Show every line containing "June" by copying it.

━━━━━━━━━━━━━━━━

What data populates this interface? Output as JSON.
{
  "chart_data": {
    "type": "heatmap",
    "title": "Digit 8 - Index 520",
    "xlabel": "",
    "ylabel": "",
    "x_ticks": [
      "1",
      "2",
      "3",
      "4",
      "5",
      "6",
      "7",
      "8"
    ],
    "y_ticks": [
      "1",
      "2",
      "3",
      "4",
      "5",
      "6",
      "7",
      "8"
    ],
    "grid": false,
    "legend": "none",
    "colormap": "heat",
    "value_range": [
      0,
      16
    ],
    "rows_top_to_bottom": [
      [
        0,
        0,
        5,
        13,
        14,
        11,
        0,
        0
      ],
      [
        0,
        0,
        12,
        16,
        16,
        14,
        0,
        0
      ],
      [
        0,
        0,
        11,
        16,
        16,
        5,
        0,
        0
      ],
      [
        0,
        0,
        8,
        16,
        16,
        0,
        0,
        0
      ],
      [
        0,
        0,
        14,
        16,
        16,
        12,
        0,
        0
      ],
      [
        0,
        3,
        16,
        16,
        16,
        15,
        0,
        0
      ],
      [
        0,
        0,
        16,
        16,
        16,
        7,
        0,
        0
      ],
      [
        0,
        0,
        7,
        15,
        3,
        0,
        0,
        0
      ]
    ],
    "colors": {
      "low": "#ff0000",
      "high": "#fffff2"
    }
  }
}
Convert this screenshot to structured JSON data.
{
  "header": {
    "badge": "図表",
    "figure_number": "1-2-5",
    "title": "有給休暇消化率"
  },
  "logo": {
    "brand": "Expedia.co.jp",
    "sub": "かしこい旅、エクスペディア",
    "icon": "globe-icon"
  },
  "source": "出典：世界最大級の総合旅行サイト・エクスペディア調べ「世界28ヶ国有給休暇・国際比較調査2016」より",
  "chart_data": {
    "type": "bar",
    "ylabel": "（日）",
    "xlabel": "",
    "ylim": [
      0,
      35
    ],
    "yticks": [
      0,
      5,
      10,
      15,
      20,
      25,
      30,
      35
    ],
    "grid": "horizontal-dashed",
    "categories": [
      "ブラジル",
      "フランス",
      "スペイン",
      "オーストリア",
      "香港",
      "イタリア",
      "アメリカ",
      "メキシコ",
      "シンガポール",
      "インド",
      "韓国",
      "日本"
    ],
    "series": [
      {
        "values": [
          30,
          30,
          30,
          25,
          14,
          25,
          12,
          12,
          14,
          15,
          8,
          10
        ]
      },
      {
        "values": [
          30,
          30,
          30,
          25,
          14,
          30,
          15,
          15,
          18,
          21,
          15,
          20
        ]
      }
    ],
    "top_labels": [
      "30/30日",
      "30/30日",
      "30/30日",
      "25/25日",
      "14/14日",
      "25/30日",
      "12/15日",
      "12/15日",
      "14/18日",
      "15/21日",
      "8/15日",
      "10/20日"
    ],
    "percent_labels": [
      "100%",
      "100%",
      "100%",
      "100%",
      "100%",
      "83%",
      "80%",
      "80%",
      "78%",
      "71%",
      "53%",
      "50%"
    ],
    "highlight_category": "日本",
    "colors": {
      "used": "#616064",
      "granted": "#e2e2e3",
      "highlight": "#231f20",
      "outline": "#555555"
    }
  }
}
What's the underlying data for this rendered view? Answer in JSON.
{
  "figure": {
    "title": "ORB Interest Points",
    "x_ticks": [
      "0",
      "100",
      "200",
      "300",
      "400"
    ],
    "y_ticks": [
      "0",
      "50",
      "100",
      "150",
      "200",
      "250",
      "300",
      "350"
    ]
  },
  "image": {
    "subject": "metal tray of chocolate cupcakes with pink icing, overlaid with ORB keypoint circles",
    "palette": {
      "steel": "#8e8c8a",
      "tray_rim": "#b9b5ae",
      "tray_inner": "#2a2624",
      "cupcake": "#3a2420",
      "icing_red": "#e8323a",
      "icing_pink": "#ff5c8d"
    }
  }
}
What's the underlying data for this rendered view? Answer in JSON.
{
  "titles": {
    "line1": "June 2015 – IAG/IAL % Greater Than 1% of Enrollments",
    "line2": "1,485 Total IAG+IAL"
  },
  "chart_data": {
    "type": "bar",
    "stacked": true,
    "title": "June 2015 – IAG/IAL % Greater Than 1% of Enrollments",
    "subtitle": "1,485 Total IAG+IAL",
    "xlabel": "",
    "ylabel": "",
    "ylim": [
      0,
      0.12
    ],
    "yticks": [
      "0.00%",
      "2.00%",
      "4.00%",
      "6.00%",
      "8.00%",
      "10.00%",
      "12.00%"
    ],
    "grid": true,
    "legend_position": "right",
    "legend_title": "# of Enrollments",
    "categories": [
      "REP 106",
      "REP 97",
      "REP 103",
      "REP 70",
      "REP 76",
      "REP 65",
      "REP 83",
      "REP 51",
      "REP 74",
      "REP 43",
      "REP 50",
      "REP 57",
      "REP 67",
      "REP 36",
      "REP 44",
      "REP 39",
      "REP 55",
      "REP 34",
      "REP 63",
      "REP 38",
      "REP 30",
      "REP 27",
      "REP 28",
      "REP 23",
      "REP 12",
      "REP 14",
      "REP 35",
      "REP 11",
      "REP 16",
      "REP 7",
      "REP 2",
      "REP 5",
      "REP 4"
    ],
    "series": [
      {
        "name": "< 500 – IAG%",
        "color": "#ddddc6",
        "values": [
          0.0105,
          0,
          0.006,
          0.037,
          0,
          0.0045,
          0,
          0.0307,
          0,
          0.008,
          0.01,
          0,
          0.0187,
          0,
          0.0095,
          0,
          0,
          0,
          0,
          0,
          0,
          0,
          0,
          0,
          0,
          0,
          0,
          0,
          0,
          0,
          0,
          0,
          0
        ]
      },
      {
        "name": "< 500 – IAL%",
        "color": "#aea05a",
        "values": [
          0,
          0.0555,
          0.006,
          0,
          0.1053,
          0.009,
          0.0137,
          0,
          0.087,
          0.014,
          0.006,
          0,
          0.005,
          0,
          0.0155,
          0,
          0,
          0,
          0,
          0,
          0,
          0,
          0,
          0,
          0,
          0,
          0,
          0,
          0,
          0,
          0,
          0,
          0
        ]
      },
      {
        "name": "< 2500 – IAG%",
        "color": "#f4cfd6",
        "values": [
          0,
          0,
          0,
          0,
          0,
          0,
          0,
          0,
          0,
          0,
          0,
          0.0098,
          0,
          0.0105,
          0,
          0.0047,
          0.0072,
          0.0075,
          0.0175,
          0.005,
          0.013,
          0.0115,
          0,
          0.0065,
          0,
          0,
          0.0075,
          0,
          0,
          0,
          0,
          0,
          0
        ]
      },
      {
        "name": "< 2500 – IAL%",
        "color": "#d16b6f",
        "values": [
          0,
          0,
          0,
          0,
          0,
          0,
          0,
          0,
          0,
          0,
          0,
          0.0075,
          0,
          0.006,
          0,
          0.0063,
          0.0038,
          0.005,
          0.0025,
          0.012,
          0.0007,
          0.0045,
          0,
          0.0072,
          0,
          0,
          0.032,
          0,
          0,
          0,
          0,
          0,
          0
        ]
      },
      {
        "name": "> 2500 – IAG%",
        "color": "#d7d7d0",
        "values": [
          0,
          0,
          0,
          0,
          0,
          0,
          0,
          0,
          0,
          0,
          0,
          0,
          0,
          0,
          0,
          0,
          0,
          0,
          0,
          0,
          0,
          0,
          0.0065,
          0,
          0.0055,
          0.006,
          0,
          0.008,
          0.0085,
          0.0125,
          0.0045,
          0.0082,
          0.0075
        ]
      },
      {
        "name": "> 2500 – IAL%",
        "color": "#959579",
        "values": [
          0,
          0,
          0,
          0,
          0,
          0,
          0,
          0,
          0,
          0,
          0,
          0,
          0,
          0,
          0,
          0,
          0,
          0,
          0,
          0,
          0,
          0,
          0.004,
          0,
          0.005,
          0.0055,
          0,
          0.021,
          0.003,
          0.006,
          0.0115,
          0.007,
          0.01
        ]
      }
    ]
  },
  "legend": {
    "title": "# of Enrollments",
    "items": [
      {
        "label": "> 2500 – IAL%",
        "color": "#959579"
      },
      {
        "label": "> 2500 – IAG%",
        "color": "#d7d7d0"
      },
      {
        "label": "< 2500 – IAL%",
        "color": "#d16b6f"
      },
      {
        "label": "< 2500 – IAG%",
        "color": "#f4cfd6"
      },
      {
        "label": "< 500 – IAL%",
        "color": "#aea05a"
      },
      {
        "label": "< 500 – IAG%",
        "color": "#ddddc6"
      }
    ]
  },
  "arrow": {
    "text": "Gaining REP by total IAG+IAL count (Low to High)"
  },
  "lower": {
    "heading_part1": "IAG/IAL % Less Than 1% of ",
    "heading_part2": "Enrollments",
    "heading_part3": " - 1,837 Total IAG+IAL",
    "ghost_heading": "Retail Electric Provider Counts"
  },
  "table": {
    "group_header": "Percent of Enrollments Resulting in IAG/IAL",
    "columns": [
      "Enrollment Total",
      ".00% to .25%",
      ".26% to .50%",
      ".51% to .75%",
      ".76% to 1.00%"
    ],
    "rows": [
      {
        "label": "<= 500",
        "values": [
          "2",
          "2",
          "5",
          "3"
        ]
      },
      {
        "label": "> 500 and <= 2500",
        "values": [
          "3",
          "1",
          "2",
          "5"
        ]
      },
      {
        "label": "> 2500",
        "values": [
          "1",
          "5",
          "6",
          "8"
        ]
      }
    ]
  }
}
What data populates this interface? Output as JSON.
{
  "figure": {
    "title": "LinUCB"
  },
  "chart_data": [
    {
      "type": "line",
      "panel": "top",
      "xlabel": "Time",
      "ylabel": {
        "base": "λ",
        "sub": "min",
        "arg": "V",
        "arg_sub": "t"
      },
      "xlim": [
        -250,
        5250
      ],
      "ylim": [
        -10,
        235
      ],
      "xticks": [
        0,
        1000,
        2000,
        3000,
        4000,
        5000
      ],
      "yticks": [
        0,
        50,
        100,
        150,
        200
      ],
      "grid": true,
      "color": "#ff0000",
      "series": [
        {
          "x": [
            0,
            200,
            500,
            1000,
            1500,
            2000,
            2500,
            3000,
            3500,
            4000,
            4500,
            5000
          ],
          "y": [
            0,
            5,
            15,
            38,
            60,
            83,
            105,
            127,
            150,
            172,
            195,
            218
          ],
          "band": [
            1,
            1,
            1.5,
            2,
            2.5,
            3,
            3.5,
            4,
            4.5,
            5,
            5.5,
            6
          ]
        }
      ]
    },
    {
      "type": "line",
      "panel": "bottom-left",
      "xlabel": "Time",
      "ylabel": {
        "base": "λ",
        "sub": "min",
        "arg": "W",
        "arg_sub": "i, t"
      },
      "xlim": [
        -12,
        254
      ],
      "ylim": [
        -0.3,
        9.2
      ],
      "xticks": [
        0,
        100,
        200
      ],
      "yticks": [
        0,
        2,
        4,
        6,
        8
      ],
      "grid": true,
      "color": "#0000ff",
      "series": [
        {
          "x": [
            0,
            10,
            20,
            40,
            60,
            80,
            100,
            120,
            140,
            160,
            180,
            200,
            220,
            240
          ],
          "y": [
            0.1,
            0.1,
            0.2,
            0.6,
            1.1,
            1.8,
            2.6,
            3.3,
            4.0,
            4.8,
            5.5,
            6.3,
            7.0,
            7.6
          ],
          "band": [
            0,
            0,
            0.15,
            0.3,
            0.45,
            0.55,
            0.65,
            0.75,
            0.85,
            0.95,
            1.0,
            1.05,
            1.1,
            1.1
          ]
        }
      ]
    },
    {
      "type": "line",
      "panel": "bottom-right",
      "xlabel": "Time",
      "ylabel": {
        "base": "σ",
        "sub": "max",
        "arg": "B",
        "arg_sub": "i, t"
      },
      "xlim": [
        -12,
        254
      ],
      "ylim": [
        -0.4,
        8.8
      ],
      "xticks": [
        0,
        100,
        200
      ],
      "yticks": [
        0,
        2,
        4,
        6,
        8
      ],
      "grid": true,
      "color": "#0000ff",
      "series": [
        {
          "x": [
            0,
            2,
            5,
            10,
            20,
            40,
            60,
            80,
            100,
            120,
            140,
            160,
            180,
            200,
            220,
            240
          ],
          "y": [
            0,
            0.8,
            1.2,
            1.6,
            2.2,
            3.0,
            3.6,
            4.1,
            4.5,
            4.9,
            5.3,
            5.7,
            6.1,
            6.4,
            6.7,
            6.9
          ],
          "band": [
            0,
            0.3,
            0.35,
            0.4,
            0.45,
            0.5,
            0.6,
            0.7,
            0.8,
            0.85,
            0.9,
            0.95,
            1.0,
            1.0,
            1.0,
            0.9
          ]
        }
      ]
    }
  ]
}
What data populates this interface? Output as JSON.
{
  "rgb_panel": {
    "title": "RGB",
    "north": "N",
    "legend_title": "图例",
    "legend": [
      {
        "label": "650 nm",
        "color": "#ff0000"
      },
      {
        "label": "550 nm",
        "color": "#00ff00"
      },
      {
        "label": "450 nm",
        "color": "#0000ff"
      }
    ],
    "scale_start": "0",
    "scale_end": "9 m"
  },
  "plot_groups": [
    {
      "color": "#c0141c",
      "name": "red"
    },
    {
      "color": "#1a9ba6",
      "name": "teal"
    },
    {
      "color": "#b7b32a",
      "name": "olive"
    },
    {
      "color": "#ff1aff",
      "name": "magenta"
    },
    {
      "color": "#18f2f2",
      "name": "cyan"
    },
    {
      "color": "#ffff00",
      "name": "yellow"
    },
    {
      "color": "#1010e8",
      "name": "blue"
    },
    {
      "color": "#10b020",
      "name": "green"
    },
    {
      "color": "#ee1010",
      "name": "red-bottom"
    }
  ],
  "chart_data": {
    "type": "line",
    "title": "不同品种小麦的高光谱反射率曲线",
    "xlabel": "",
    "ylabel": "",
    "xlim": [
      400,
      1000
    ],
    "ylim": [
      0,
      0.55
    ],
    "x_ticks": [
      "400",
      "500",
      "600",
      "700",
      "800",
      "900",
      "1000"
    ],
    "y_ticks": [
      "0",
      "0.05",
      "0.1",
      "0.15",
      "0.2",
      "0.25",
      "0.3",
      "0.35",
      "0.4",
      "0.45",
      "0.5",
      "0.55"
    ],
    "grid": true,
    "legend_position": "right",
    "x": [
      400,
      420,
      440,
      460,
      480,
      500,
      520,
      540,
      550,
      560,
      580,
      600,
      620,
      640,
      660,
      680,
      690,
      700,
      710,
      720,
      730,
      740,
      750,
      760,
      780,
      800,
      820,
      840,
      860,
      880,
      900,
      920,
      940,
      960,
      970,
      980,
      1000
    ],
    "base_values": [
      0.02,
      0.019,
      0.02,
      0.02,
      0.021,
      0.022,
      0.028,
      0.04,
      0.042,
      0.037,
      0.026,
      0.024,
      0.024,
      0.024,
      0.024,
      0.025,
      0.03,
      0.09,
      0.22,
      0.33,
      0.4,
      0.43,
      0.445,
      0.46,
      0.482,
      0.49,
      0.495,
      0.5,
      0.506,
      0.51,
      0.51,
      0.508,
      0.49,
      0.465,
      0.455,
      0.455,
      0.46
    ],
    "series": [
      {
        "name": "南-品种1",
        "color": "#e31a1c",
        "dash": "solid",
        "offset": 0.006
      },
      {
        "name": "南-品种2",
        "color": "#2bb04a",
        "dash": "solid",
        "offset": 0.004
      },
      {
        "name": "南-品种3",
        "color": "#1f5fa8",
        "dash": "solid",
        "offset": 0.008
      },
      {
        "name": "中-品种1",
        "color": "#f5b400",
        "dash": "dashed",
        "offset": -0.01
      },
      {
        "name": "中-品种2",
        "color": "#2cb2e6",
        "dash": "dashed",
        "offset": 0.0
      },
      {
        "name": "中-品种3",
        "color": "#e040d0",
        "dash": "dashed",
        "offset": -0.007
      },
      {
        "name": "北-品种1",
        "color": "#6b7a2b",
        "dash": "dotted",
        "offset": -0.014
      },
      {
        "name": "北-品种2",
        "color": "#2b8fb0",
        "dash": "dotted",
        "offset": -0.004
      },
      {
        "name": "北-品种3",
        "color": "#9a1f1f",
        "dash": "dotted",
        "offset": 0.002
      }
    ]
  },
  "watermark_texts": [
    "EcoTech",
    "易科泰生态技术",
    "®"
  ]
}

━━━━━━━━━━━━━━━━

CORRECT OUTPUT —
    "line1": "June 2015 – IAG/IAL % Greater Than 1% of Enrollments",
    "title": "June 2015 – IAG/IAL % Greater Than 1% of Enrollments",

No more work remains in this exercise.